* SOURCE RECORDS:
────

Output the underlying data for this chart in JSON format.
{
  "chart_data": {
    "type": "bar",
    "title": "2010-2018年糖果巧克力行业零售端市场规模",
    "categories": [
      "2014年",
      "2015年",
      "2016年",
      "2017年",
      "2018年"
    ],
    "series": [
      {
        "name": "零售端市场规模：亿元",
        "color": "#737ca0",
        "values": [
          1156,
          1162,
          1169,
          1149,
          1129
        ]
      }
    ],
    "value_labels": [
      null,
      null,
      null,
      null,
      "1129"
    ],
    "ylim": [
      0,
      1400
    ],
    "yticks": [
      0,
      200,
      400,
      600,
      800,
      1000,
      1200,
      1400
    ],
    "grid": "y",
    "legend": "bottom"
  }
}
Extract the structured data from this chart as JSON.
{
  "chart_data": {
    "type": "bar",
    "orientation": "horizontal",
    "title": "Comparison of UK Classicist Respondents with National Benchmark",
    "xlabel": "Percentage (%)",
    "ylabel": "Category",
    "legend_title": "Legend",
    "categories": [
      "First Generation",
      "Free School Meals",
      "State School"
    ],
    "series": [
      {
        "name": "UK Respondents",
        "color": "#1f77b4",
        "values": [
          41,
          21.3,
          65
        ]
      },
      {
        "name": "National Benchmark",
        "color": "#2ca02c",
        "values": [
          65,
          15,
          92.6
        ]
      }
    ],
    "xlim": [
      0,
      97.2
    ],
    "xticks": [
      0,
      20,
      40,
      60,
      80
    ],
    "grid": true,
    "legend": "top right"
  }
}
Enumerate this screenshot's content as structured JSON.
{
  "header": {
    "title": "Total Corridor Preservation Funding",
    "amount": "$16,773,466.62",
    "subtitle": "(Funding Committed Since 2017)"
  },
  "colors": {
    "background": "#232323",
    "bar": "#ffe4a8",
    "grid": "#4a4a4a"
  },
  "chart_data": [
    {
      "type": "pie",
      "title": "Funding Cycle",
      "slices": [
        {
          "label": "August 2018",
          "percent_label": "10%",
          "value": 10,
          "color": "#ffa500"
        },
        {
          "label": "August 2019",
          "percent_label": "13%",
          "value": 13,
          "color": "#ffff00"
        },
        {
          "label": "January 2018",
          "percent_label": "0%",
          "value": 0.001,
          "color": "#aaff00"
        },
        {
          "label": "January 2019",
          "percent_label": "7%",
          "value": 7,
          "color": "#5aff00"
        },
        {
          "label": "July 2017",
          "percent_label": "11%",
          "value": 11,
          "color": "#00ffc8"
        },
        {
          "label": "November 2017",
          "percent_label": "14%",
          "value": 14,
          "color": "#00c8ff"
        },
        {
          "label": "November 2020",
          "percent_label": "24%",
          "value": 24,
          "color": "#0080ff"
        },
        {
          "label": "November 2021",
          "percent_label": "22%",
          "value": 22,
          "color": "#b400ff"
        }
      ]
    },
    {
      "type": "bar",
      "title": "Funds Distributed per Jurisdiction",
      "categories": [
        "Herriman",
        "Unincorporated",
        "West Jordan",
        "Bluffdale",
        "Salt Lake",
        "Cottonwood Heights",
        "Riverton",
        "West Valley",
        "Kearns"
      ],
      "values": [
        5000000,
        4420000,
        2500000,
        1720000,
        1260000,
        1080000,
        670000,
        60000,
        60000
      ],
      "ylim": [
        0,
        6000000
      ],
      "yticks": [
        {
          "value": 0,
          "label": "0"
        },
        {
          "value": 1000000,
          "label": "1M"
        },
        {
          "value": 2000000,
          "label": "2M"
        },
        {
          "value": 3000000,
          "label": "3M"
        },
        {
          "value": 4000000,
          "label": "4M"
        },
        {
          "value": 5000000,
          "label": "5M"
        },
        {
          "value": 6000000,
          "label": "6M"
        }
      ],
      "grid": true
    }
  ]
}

────

* AIM: Repeat the data verbatim.

* REPLY:
Output the underlying data for this chart in JSON format.
{
  "chart_data": {
    "type": "bar",
    "title": "2010-2018年糖果巧克力行业零售端市场规模",
    "categories": [
      "2014年",
      "2015年",
      "2016年",
      "2017年",
      "2018年"
    ],
    "series": [
      {
        "name": "零售端市场规模：亿元",
        "color": "#737ca0",
        "values": [
          1156,
          1162,
          1169,
          1149,
          1129
        ]
      }
    ],
    "value_labels": [
      null,
      null,
      null,
      null,
      "1129"
    ],
    "ylim": [
      0,
      1400
    ],
    "yticks": [
      0,
      200,
      400,
      600,
      800,
      1000,
      1200,
      1400
    ],
    "grid": "y",
    "legend": "bottom"
  }
}
Extract the structured data from this chart as JSON.
{
  "chart_data": {
    "type": "bar",
    "orientation": "horizontal",
    "title": "Comparison of UK Classicist Respondents with National Benchmark",
    "xlabel": "Percentage (%)",
    "ylabel": "Category",
    "legend_title": "Legend",
    "categories": [
      "First Generation",
      "Free School Meals",
      "State School"
    ],
    "series": [
      {
        "name": "UK Respondents",
        "color": "#1f77b4",
        "values": [
          41,
          21.3,
          65
        ]
      },
      {
        "name": "National Benchmark",
        "color": "#2ca02c",
        "values": [
          65,
          15,
          92.6
        ]
      }
    ],
    "xlim": [
      0,
      97.2
    ],
    "xticks": [
      0,
      20,
      40,
      60,
      80
    ],
    "grid": true,
    "legend": "top right"
  }
}
Enumerate this screenshot's content as structured JSON.
{
  "header": {
    "title": "Total Corridor Preservation Funding",
    "amount": "$16,773,466.62",
    "subtitle": "(Funding Committed Since 2017)"
  },
  "colors": {
    "background": "#232323",
    "bar": "#ffe4a8",
    "grid": "#4a4a4a"
  },
  "chart_data": [
    {
      "type": "pie",
      "title": "Funding Cycle",
      "slices": [
        {
          "label": "August 2018",
          "percent_label": "10%",
          "value": 10,
          "color": "#ffa500"
        },
        {
          "label": "August 2019",
          "percent_label": "13%",
          "value": 13,
          "color": "#ffff00"
        },
        {
          "label": "January 2018",
          "percent_label": "0%",
          "value": 0.001,
          "color": "#aaff00"
        },
        {
          "label": "January 2019",
          "percent_label": "7%",
          "value": 7,
          "color": "#5aff00"
        },
        {
          "label": "July 2017",
          "percent_label": "11%",
          "value": 11,
          "color": "#00ffc8"
        },
        {
          "label": "November 2017",
          "percent_label": "14%",
          "value": 14,
          "color": "#00c8ff"
        },
        {
          "label": "November 2020",
          "percent_label": "24%",
          "value": 24,
          "color": "#0080ff"
        },
        {
          "label": "November 2021",
          "percent_label": "22%",
          "value": 22,
          "color": "#b400ff"
        }
      ]
    },
    {
      "type": "bar",
      "title": "Funds Distributed per Jurisdiction",
      "categories": [
        "Herriman",
        "Unincorporated",
        "West Jordan",
        "Bluffdale",
        "Salt Lake",
        "Cottonwood Heights",
        "Riverton",
        "West Valley",
        "Kearns"
      ],
      "values": [
        5000000,
        4420000,
        2500000,
        1720000,
        1260000,
        1080000,
        670000,
        60000,
        60000
      ],
      "ylim": [
        0,
        6000000
      ],
      "yticks": [
        {
          "value": 0,
          "label": "0"
        },
        {
          "value": 1000000,
          "label": "1M"
        },
        {
          "value": 2000000,
          "label": "2M"
        },
        {
          "value": 3000000,
          "label": "3M"
        },
        {
          "value": 4000000,
          "label": "4M"
        },
        {
          "value": 5000000,
          "label": "5M"
        },
        {
          "value": 6000000,
          "label": "6M"
        }
      ],
      "grid": true
    }
  ]
}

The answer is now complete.